* BEGIN *

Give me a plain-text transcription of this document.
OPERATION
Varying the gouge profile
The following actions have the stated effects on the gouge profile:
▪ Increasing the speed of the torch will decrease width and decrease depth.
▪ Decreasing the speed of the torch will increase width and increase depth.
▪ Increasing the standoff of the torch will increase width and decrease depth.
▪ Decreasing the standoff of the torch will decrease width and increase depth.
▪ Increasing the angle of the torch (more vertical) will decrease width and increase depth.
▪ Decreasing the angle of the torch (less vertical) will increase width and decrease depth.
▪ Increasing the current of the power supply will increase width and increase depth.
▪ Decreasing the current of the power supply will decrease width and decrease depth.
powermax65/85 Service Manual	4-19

* END *

**GOAL:** The records above need to be transcribed in full. Keep every character unchanged.

**CORRECT RESULT:**
Give me a plain-text transcription of this document.
OPERATION
Varying the gouge profile
The following actions have the stated effects on the gouge profile:
▪ Increasing the speed of the torch will decrease width and decrease depth.
▪ Decreasing the speed of the torch will increase width and increase depth.
▪ Increasing the standoff of the torch will increase width and decrease depth.
▪ Decreasing the standoff of the torch will decrease width and increase depth.
▪ Increasing the angle of the torch (more vertical) will decrease width and increase depth.
▪ Decreasing the angle of the torch (less vertical) will increase width and decrease depth.
▪ Increasing the current of the power supply will increase width and increase depth.
▪ Decreasing the current of the power supply will decrease width and decrease depth.
powermax65/85 Service Manual	4-19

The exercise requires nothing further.